• Work required: Lift out all lines below that contain "GASS".

•••••

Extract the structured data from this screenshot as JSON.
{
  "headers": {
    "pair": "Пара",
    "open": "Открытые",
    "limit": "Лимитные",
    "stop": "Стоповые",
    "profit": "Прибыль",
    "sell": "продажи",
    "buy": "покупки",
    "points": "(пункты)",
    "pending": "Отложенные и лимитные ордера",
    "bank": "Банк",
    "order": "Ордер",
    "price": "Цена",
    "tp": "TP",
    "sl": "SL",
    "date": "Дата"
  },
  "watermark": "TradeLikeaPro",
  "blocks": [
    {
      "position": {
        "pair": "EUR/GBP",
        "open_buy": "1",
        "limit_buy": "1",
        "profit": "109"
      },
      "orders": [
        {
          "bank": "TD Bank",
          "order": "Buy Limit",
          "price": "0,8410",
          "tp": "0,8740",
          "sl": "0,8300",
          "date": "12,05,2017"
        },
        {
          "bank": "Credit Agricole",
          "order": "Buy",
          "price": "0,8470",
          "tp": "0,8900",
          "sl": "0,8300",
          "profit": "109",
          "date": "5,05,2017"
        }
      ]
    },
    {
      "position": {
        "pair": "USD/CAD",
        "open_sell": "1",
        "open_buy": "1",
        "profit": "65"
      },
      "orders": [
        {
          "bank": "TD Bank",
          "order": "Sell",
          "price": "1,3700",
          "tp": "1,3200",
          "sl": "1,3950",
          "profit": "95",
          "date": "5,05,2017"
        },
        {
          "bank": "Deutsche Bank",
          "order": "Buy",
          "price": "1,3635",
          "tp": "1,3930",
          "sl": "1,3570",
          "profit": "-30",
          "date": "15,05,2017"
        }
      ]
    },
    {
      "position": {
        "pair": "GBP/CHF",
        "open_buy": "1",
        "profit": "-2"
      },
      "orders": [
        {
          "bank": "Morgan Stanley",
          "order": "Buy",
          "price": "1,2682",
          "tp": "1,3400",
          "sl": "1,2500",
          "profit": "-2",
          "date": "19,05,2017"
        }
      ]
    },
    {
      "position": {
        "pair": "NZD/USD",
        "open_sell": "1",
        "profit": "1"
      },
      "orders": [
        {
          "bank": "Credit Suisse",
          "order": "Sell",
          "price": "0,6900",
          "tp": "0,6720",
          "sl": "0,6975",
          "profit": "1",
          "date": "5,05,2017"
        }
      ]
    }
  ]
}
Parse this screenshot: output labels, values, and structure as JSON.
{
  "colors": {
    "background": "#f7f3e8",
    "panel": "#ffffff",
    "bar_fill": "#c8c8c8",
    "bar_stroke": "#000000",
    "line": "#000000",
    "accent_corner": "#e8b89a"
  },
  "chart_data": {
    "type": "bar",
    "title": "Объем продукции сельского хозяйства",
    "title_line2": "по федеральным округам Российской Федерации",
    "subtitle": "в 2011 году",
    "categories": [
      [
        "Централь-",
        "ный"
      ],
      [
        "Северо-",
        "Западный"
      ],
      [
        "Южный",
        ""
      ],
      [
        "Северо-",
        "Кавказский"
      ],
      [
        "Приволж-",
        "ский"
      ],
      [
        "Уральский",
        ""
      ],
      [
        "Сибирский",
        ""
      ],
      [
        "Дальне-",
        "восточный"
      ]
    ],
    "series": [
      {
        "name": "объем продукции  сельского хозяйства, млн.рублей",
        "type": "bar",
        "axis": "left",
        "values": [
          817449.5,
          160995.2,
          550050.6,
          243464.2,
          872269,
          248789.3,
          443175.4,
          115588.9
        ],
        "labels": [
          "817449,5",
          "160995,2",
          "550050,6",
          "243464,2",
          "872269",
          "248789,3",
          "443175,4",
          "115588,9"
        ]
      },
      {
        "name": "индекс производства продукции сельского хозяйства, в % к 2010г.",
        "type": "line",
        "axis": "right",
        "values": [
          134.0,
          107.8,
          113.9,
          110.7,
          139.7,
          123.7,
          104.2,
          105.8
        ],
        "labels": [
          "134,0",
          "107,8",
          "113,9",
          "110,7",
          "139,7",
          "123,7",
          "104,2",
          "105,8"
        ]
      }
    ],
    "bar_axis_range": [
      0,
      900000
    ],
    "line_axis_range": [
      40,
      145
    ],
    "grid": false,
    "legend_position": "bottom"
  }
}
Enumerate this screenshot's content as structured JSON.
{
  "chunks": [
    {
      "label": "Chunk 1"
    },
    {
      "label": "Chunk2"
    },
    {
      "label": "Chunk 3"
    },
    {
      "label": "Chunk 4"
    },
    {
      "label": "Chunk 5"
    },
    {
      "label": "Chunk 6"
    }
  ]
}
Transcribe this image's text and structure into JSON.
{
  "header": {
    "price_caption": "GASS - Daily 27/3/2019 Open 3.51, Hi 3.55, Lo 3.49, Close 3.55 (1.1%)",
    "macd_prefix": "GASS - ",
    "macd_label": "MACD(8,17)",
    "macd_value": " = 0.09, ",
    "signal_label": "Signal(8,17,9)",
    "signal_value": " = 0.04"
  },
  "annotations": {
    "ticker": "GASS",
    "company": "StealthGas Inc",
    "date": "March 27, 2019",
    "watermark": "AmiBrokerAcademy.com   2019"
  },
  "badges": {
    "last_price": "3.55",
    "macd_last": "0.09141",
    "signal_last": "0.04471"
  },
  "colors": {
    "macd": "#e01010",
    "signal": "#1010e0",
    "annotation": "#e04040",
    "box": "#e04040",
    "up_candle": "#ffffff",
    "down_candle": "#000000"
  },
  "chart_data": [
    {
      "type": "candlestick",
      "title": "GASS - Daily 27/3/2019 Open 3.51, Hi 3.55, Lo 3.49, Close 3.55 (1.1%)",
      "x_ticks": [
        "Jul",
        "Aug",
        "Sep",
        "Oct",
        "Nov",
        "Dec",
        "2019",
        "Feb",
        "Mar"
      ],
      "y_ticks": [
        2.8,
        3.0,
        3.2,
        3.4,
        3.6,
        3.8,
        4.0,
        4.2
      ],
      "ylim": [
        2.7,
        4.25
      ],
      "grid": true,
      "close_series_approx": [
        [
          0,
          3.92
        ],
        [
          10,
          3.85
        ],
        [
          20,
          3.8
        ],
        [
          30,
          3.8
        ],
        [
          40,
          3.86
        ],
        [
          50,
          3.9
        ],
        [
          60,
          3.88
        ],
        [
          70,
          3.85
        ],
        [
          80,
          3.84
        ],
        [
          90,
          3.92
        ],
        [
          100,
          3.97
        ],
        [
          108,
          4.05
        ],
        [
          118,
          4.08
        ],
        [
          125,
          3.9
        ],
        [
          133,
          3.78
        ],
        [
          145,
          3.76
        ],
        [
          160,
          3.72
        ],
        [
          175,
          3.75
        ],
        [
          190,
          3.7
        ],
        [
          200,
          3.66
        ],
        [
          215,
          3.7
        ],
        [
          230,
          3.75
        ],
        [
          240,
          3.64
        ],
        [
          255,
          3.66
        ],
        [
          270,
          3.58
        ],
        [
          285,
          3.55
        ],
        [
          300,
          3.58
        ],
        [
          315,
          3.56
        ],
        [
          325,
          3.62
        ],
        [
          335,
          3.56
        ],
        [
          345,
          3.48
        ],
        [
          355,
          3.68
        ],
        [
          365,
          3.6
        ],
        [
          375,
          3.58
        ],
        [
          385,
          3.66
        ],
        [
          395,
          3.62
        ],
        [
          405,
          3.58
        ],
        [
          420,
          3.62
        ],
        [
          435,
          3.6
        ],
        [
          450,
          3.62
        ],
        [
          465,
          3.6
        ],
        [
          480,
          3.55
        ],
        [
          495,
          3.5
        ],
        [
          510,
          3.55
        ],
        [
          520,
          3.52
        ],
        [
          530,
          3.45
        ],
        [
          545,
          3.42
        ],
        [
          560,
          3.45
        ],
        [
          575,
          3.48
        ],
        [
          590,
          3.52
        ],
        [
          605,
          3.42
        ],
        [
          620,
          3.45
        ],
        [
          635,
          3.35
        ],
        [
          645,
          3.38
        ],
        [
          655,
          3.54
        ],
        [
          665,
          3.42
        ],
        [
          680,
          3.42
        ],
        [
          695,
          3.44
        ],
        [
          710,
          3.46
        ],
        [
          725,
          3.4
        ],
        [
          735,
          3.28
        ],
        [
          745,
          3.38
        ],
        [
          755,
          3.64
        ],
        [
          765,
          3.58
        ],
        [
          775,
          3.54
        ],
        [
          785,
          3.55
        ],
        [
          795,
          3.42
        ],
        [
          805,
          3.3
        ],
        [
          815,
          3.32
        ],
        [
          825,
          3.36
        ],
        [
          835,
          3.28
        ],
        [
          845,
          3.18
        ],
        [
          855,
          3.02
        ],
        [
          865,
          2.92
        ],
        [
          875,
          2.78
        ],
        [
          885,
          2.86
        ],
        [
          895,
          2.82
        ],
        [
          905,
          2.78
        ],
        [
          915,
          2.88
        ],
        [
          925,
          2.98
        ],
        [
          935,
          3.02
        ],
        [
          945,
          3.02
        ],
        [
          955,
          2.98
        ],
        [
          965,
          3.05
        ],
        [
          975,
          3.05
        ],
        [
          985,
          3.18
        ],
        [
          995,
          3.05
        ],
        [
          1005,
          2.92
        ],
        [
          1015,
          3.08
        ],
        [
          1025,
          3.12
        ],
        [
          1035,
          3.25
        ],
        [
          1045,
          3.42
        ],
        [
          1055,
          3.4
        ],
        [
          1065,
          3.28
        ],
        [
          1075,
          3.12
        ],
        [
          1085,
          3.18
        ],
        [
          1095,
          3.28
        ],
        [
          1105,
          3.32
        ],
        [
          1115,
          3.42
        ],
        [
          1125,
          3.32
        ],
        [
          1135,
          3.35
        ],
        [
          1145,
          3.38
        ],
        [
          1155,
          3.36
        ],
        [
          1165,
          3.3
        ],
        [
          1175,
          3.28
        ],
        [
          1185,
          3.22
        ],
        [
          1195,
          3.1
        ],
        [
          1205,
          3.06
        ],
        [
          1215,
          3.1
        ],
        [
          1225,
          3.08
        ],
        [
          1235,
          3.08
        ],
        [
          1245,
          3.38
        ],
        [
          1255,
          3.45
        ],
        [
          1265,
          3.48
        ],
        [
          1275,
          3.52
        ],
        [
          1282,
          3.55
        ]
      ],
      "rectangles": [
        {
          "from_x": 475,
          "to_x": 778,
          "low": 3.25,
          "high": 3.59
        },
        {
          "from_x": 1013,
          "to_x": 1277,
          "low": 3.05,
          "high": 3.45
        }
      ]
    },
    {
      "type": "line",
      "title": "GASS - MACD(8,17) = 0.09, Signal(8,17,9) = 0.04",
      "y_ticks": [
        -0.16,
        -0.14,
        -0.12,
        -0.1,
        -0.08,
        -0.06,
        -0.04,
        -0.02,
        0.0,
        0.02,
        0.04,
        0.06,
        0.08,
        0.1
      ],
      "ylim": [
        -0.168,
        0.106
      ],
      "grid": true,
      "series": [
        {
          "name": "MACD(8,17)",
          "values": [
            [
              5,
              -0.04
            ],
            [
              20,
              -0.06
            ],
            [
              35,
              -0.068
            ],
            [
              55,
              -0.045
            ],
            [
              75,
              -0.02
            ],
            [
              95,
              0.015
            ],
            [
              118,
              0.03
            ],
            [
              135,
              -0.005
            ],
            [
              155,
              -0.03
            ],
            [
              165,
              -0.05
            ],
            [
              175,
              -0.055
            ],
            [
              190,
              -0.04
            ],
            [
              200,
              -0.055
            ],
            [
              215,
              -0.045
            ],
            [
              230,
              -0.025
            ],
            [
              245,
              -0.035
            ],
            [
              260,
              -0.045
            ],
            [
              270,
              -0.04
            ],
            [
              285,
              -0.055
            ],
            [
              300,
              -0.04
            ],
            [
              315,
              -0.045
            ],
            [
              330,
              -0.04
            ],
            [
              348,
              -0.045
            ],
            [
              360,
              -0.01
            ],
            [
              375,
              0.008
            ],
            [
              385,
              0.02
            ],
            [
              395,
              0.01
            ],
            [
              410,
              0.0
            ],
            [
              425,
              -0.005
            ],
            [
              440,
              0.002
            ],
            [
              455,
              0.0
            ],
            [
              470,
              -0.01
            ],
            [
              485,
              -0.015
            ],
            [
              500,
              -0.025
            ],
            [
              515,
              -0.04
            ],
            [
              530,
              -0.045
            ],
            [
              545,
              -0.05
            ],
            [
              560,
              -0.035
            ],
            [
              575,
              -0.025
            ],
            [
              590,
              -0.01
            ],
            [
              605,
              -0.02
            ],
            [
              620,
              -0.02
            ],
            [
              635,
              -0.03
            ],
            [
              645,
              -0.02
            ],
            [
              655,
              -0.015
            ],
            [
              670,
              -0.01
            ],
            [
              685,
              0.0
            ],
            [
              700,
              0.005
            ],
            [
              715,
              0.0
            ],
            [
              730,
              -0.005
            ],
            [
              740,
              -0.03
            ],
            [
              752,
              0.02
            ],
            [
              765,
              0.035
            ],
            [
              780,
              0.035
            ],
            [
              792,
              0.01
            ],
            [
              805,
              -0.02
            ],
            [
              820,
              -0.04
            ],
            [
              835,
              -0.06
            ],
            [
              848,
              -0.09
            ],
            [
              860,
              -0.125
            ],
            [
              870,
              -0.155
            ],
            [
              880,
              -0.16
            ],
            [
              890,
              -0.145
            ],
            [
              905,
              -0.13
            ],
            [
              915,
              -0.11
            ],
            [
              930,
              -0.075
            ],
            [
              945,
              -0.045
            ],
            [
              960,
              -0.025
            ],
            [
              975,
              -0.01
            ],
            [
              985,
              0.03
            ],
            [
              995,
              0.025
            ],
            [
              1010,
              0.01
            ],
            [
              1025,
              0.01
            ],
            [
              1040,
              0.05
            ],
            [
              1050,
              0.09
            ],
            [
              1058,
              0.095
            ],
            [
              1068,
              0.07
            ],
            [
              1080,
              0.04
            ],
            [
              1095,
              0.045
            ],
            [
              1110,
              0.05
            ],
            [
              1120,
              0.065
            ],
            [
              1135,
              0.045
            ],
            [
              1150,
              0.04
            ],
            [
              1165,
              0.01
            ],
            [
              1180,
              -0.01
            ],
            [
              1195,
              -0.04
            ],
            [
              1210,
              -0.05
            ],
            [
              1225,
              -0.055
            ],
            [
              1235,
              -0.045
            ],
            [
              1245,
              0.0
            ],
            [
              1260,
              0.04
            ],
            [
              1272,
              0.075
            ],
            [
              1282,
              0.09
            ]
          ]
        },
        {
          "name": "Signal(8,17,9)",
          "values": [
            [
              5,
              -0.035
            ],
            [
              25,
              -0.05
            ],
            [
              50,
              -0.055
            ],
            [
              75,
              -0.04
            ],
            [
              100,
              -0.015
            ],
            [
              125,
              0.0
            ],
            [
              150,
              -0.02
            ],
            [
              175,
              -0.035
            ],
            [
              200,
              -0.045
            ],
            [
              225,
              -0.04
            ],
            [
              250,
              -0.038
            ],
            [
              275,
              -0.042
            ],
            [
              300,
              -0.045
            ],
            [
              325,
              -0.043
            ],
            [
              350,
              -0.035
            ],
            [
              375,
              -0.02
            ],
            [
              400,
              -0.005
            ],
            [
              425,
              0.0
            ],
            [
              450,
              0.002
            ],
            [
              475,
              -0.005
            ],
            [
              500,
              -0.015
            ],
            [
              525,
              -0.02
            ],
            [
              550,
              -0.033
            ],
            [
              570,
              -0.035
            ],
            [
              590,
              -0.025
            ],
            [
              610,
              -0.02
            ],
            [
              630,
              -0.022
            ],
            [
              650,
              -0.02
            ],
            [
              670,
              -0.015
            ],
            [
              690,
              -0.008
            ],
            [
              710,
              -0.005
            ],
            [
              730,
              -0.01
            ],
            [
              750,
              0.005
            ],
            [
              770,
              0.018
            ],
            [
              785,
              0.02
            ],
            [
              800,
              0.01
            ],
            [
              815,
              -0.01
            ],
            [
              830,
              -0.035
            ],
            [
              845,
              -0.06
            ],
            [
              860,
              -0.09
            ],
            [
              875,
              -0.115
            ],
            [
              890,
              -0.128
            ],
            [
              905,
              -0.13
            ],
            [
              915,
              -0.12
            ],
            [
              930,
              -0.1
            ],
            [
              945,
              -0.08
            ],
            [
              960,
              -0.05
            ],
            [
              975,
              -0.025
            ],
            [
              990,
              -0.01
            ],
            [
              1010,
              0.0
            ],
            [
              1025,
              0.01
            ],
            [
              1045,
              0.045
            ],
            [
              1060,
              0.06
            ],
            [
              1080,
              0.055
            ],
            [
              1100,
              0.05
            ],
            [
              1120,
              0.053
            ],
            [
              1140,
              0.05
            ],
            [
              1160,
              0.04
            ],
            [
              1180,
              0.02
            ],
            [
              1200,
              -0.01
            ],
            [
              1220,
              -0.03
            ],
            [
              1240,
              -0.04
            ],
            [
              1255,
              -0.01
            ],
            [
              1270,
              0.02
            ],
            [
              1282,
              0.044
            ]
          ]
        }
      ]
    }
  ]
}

•••••

• Complete output:
    "price_caption": "GASS - Daily 27/3/2019 Open 3.51, Hi 3.55, Lo 3.49, Close 3.55 (1.1%)",
    "macd_prefix": "GASS - ",
    "ticker": "GASS",
      "title": "GASS - Daily 27/3/2019 Open 3.51, Hi 3.55, Lo 3.49, Close 3.55 (1.1%)",
      "title": "GASS - MACD(8,17) = 0.09, Signal(8,17,9) = 0.04",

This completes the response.